### Exercise description
Check every line below for the word "operate" and show those that hold it.

━━━━━ Data provided ━━━━━

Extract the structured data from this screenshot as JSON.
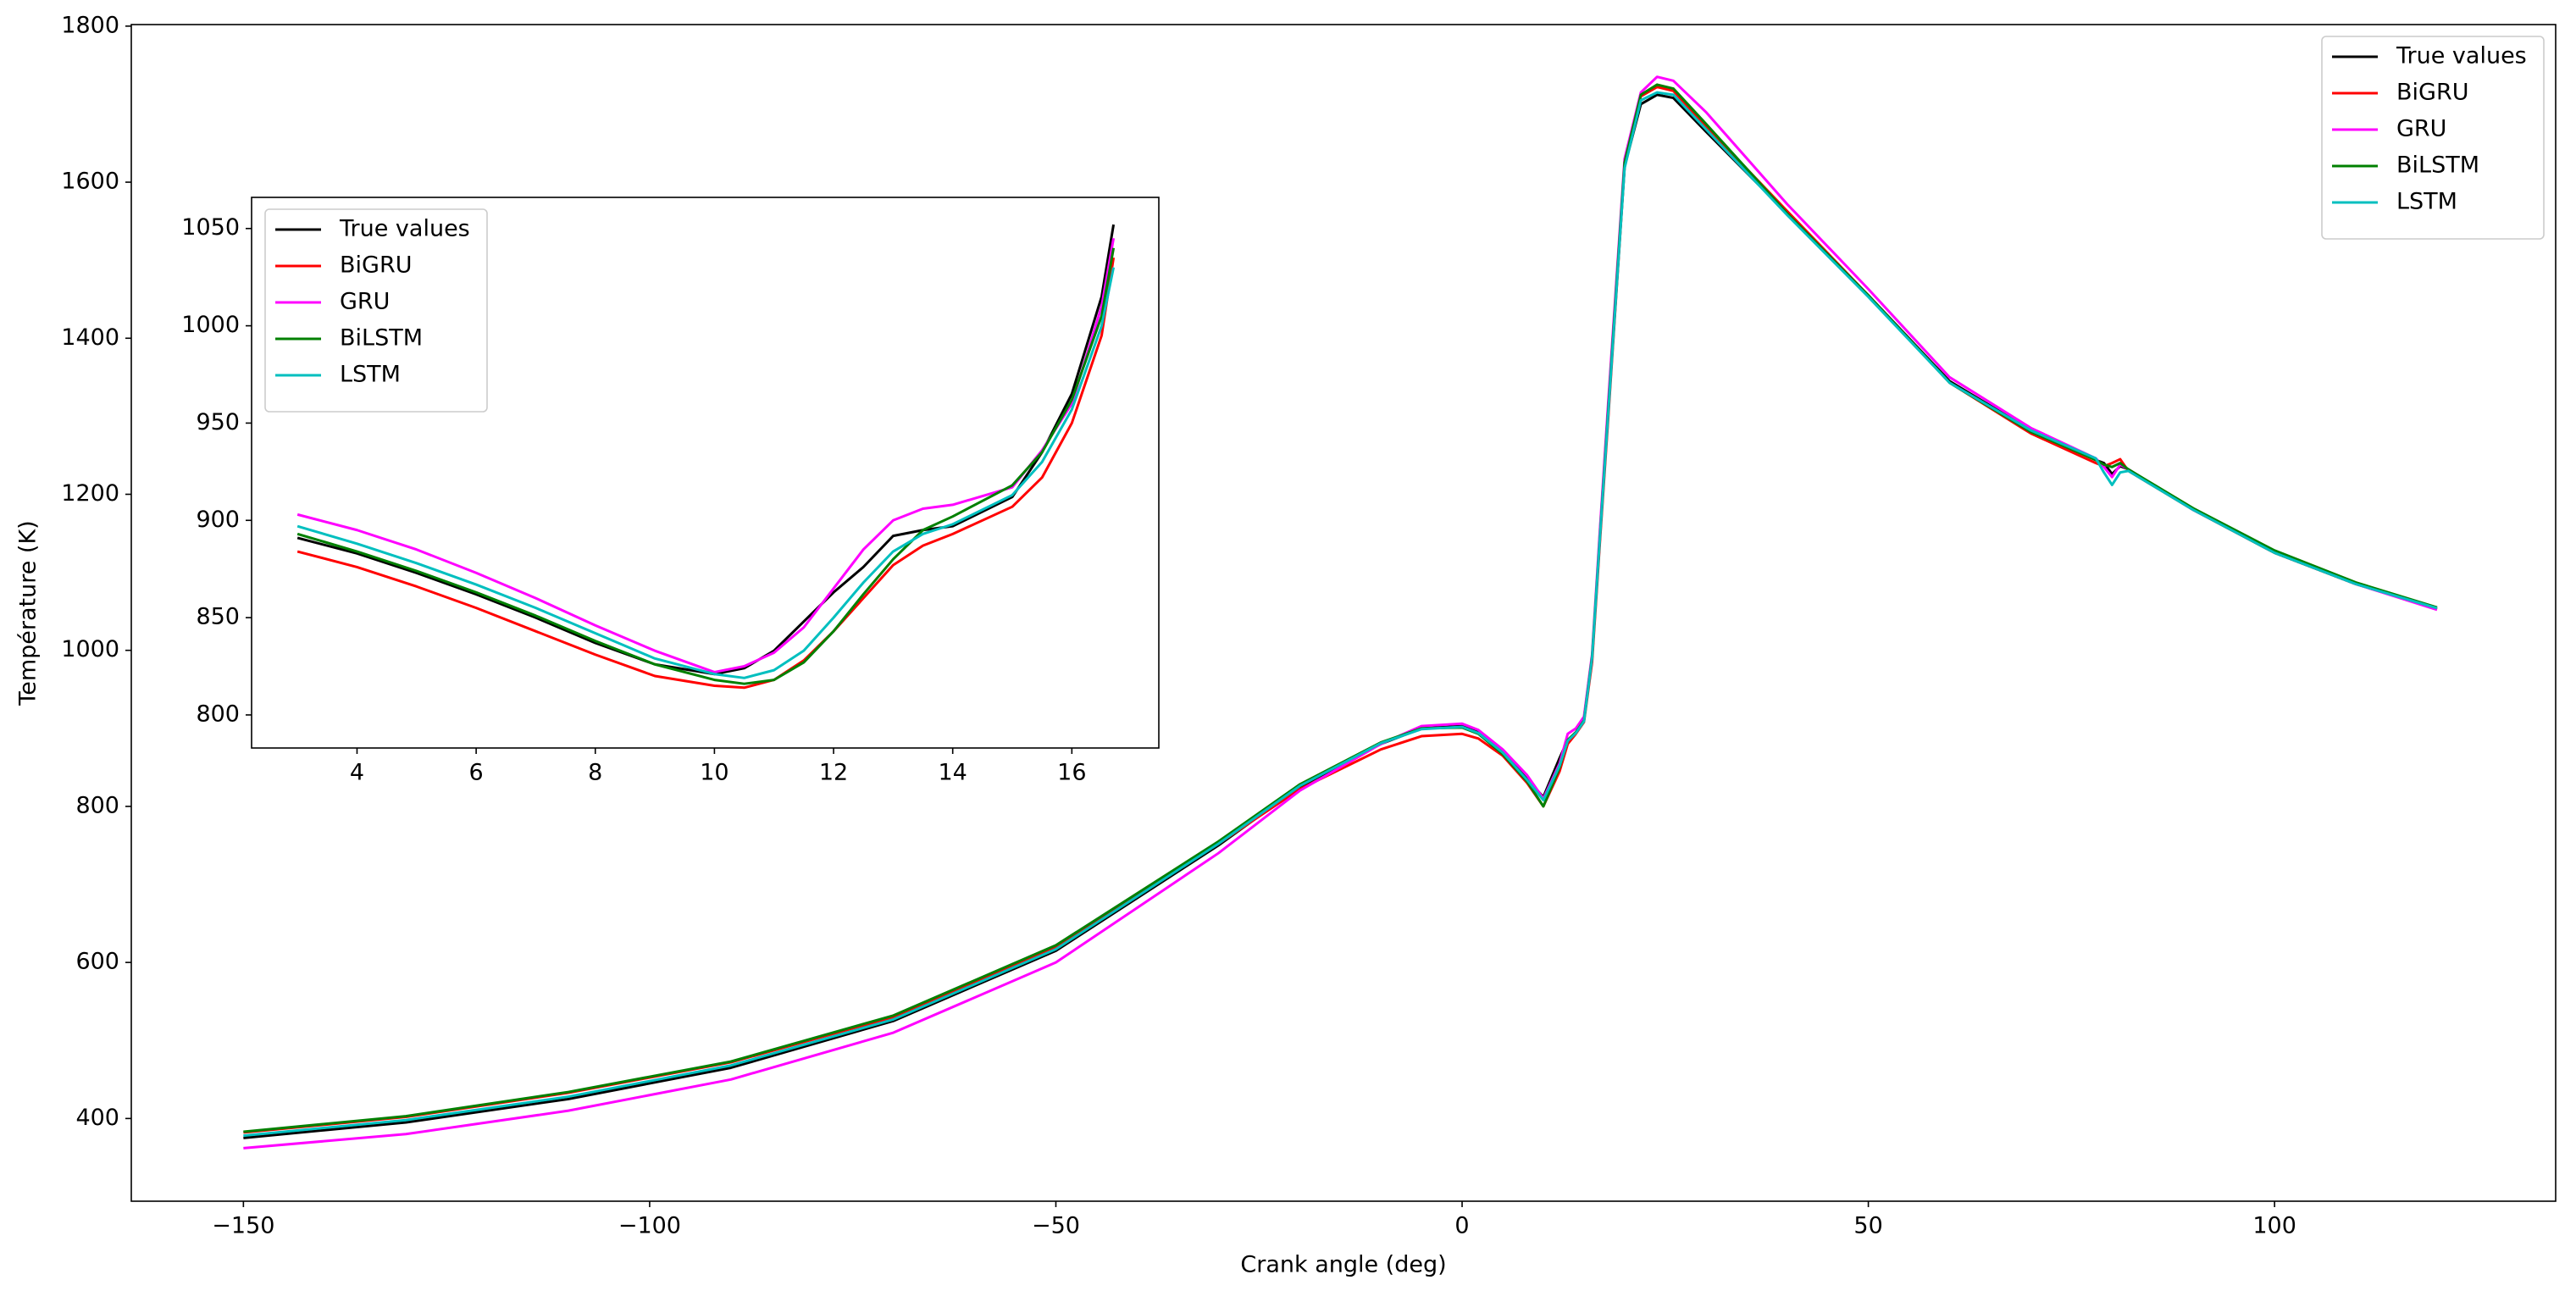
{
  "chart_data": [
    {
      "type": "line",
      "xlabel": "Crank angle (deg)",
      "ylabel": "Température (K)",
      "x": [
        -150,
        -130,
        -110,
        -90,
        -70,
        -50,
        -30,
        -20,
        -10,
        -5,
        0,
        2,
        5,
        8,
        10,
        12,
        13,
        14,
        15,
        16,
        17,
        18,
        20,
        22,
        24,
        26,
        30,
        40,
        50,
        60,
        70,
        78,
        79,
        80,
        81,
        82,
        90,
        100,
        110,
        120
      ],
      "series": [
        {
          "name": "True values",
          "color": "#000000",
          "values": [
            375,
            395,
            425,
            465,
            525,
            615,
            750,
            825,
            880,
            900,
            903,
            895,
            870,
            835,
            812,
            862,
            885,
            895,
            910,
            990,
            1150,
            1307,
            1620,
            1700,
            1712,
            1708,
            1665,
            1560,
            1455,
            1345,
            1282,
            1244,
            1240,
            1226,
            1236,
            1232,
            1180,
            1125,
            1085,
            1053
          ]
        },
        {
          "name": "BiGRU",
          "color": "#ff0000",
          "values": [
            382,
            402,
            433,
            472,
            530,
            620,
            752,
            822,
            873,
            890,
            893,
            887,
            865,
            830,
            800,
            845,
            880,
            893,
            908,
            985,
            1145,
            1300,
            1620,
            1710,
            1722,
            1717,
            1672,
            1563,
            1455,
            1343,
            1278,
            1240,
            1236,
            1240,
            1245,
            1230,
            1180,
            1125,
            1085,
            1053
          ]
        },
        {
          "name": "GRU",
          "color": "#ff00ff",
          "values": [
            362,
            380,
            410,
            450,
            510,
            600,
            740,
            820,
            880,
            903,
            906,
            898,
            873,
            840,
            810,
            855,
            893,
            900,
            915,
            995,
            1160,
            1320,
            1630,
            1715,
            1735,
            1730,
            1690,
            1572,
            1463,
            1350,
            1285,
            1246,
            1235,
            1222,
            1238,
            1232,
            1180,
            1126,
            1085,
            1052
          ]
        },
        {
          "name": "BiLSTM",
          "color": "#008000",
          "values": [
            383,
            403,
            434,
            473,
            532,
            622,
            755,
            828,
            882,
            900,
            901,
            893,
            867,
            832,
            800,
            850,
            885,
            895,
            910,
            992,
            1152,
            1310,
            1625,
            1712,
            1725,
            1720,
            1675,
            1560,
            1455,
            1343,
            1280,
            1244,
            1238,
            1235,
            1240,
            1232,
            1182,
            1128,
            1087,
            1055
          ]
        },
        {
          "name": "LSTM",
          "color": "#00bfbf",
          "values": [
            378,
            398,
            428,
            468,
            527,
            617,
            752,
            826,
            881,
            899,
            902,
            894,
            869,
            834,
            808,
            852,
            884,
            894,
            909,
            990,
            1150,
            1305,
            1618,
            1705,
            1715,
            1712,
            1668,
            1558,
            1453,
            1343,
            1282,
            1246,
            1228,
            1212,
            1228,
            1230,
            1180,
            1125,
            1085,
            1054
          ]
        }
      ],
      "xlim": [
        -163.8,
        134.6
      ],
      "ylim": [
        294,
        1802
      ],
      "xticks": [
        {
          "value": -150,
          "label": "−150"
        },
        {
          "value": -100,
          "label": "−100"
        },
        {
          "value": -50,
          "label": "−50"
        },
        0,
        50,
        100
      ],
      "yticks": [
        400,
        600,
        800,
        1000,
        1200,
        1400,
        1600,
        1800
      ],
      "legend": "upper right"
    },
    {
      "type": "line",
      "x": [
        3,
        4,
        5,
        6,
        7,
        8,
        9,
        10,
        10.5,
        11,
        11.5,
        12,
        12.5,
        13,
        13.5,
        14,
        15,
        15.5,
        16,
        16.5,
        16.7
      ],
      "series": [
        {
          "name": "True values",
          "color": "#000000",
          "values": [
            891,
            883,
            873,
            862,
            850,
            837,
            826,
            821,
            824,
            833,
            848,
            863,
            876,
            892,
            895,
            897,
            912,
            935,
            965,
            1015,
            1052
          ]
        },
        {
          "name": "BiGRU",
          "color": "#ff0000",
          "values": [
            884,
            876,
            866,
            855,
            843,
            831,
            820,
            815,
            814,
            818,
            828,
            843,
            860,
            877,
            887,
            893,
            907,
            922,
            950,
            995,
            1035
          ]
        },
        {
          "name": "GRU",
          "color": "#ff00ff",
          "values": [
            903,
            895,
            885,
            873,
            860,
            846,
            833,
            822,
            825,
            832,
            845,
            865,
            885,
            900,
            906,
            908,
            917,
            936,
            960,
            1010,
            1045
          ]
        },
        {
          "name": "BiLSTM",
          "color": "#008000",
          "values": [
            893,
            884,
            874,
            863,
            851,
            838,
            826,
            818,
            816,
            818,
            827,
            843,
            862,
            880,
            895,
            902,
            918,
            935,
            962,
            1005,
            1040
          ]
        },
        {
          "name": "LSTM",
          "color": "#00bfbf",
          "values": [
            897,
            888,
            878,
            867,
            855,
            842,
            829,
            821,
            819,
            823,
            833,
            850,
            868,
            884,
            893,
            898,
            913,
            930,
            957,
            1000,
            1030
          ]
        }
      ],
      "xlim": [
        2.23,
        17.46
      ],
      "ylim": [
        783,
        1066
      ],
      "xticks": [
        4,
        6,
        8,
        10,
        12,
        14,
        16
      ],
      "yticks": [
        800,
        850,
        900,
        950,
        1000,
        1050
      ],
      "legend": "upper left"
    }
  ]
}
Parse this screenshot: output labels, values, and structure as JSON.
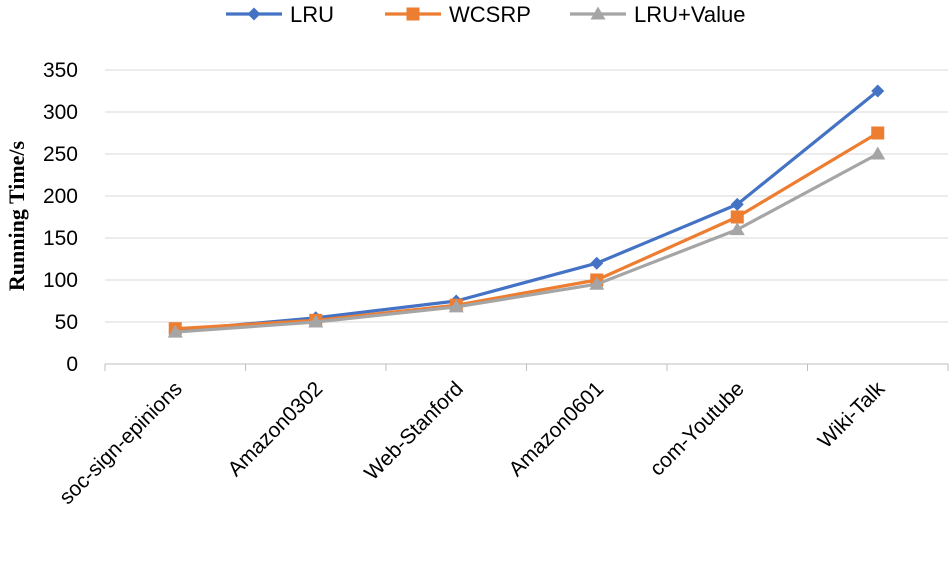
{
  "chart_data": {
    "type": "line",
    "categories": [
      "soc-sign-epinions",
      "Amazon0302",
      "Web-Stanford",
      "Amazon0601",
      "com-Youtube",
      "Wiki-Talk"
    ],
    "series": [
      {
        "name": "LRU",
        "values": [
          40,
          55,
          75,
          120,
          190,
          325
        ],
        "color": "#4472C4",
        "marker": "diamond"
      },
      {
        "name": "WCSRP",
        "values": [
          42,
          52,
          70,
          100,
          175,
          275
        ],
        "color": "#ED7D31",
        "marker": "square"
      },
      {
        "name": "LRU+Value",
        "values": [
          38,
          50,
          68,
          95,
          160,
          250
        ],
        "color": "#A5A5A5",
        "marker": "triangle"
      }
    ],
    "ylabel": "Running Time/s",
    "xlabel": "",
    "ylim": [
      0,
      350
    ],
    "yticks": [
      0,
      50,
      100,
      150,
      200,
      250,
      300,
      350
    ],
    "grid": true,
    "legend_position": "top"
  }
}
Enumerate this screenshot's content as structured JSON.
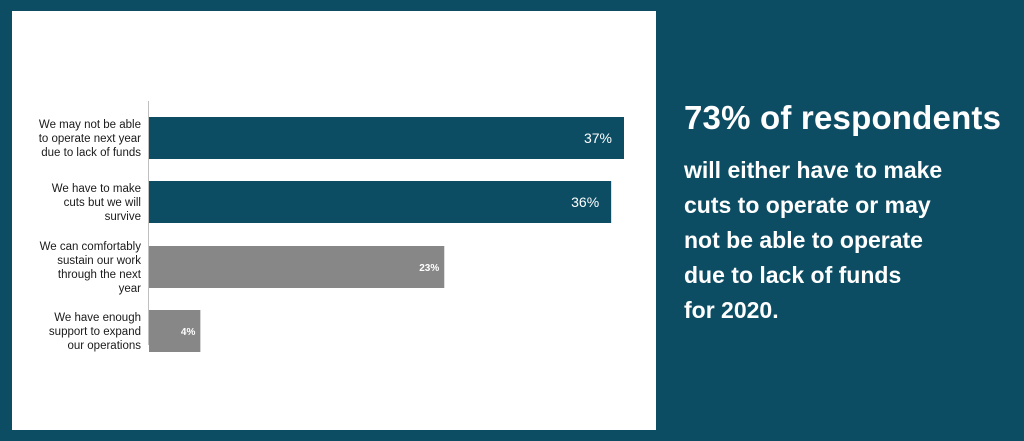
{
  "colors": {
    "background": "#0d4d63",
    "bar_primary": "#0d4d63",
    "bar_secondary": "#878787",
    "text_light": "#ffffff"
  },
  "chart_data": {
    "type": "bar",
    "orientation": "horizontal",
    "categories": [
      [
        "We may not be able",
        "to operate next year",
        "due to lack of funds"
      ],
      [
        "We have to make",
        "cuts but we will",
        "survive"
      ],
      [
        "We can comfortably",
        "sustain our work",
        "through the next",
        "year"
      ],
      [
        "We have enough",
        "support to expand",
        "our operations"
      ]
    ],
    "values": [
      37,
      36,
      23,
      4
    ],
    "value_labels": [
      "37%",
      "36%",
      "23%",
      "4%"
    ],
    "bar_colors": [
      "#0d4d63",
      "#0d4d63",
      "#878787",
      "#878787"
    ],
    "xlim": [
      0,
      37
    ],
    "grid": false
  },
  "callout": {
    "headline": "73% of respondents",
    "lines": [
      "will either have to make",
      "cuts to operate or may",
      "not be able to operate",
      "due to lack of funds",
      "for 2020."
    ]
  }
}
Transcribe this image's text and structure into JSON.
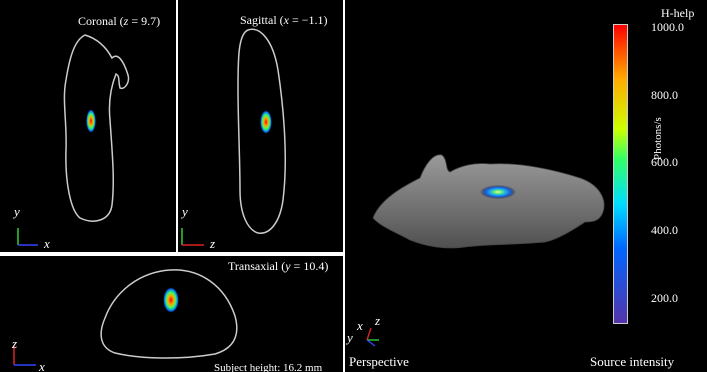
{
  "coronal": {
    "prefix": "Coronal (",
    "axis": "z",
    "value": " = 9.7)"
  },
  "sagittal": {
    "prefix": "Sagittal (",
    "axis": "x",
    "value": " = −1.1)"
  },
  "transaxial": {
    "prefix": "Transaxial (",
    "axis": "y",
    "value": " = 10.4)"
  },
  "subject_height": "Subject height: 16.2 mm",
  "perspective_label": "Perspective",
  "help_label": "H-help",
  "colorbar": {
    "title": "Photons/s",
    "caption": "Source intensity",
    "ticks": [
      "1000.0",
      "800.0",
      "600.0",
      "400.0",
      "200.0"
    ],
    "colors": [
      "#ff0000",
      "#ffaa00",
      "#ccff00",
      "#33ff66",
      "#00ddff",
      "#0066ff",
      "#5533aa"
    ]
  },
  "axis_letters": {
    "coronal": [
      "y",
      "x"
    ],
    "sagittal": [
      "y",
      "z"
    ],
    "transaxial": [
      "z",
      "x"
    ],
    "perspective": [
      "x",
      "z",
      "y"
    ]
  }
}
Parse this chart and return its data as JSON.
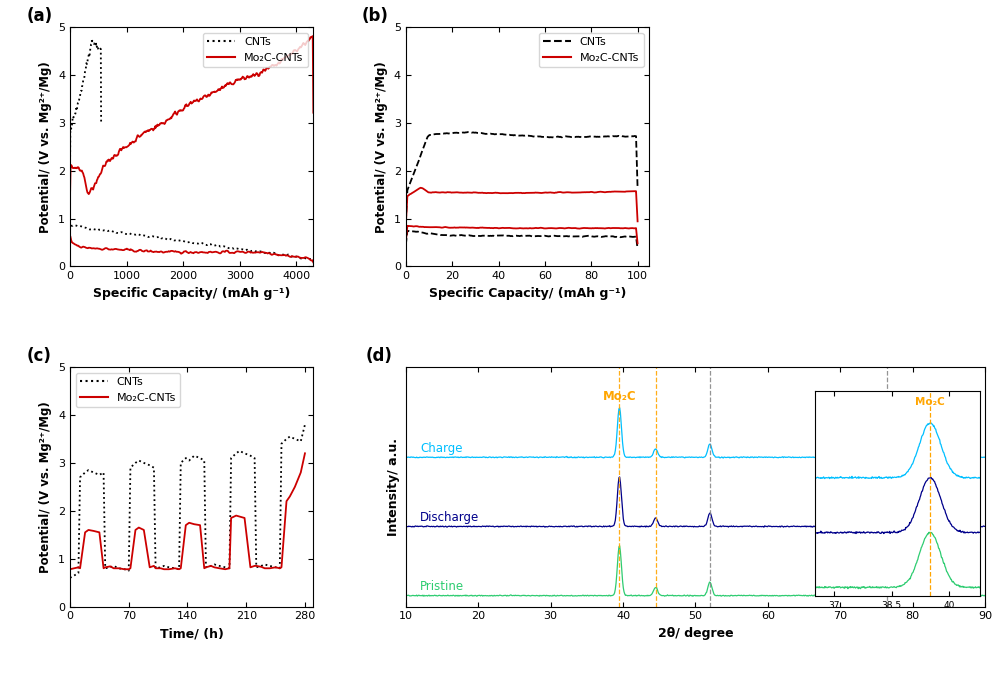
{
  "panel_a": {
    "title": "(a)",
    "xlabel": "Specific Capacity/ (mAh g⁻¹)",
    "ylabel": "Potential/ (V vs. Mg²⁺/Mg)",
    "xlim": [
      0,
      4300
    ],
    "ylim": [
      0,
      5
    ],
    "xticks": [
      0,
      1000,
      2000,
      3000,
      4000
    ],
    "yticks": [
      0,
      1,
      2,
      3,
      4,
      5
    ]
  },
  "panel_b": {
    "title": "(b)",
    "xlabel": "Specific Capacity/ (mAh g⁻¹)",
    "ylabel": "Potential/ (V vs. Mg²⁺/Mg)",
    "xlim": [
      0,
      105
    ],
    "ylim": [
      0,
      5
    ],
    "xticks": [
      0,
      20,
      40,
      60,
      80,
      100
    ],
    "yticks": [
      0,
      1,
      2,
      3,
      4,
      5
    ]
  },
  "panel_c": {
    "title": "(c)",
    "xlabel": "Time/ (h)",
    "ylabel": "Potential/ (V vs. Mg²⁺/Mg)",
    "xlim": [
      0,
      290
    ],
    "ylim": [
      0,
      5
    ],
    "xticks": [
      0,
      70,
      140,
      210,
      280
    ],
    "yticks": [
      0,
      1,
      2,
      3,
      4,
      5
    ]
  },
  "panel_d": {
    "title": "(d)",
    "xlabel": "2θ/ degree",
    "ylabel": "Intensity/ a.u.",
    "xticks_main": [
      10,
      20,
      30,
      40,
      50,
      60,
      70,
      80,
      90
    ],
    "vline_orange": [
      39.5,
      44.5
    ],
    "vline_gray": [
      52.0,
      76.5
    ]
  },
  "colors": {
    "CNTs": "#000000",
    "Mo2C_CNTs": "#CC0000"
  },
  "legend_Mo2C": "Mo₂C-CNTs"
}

━━━━━

### Worked solution
        "to operate next year",
      "cuts to operate or may",
      "not be able to operate",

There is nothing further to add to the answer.